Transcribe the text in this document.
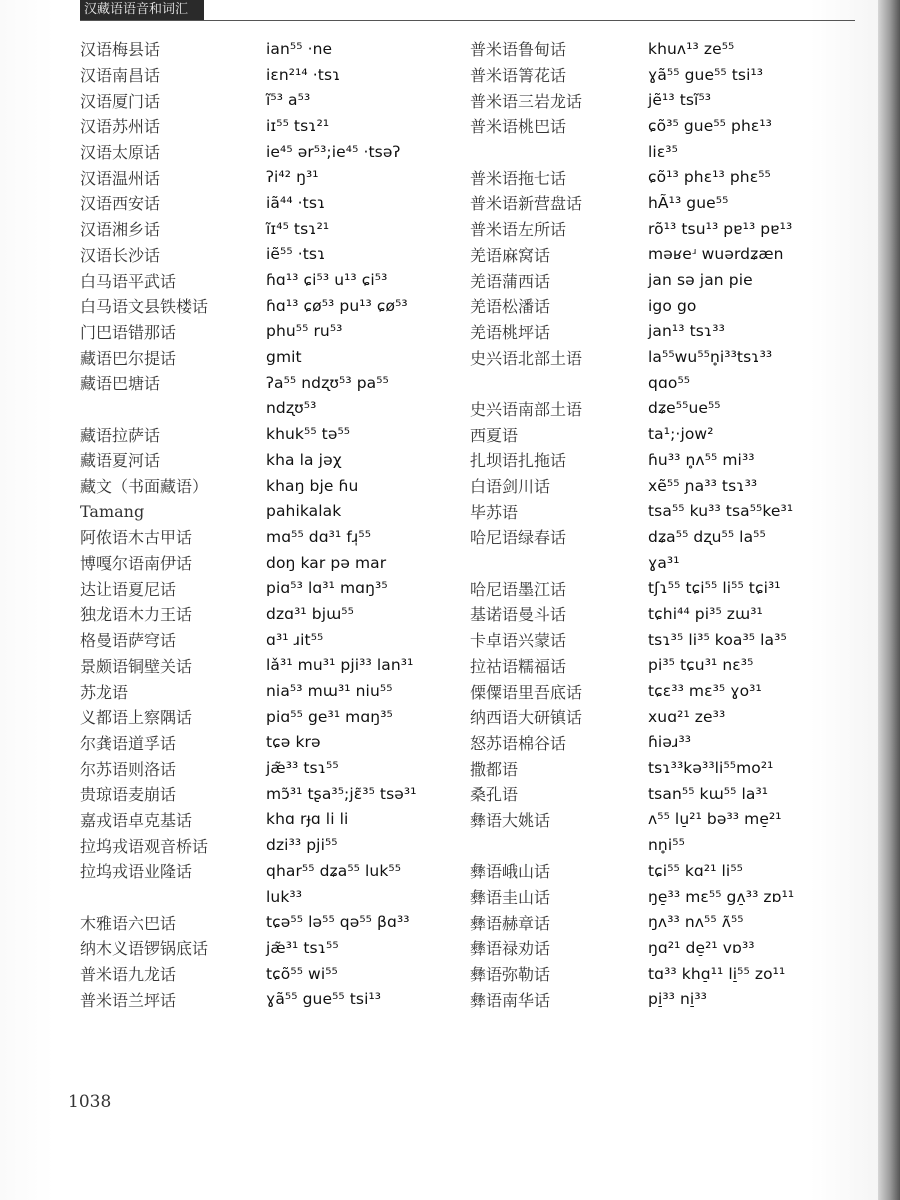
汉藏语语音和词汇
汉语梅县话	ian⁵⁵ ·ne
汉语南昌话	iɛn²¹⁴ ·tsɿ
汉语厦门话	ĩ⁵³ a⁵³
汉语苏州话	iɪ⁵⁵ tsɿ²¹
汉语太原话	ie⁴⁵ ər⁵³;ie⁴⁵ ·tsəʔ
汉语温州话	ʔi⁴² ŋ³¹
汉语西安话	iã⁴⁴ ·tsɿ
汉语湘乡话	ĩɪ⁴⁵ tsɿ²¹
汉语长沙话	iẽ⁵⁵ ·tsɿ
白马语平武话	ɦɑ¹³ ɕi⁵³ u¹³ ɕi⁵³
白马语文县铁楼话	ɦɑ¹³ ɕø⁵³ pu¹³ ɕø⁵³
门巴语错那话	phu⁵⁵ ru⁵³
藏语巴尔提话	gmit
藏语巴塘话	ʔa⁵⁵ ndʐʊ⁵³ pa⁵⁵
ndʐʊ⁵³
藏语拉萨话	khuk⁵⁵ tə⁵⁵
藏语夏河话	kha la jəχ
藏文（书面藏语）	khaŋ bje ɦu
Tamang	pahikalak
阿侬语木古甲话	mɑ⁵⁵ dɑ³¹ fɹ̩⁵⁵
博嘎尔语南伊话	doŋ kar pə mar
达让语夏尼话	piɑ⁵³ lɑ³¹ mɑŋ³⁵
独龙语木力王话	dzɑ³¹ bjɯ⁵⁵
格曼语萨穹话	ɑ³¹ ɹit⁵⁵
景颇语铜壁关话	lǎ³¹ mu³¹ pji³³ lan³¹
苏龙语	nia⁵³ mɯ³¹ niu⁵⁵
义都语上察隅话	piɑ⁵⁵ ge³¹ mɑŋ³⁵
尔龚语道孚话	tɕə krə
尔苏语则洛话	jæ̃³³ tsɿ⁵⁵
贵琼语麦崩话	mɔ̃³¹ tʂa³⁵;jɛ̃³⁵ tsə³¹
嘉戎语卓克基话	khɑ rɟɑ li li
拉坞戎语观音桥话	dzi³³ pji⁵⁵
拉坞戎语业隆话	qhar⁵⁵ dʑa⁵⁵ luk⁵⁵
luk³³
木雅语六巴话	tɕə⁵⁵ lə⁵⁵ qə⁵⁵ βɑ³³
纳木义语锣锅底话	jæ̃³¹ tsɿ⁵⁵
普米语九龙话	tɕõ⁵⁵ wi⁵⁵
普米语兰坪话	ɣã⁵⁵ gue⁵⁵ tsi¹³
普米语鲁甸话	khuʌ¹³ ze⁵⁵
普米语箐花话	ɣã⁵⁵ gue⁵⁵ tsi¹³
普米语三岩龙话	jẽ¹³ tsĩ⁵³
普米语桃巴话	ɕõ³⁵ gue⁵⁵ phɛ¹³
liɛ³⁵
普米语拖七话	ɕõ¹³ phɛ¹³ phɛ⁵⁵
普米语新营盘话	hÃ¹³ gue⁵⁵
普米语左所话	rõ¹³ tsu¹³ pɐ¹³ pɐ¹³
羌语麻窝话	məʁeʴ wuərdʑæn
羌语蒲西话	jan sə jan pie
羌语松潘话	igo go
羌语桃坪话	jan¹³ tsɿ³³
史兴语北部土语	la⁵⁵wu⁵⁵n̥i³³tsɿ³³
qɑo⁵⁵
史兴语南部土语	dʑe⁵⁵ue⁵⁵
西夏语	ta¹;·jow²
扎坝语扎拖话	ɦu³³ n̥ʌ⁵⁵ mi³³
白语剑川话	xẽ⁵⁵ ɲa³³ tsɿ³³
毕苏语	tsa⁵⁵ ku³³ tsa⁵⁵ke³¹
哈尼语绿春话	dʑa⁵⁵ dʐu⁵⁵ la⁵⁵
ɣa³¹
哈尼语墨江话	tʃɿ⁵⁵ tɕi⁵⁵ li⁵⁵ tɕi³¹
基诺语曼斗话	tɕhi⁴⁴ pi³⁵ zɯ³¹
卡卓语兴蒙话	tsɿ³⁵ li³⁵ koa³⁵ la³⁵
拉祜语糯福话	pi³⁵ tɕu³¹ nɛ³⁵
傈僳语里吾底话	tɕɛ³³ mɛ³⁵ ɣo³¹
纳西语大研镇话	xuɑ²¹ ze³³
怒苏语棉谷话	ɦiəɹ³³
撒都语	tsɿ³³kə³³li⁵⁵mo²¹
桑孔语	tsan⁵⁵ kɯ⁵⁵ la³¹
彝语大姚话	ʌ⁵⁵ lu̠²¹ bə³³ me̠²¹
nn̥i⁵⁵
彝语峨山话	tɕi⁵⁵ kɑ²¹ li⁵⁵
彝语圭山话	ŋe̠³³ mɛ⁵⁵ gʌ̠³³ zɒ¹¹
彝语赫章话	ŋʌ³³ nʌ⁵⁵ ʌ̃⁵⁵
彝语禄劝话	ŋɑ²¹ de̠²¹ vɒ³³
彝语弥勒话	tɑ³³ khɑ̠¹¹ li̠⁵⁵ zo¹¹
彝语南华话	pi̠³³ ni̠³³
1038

### [Task instructions]
Pick out the lines containing the string "mɑŋ³⁵" and show them.

### [Reply to the exercise]
达让语夏尼话	piɑ⁵³ lɑ³¹ mɑŋ³⁵
义都语上察隅话	piɑ⁵⁵ ge³¹ mɑŋ³⁵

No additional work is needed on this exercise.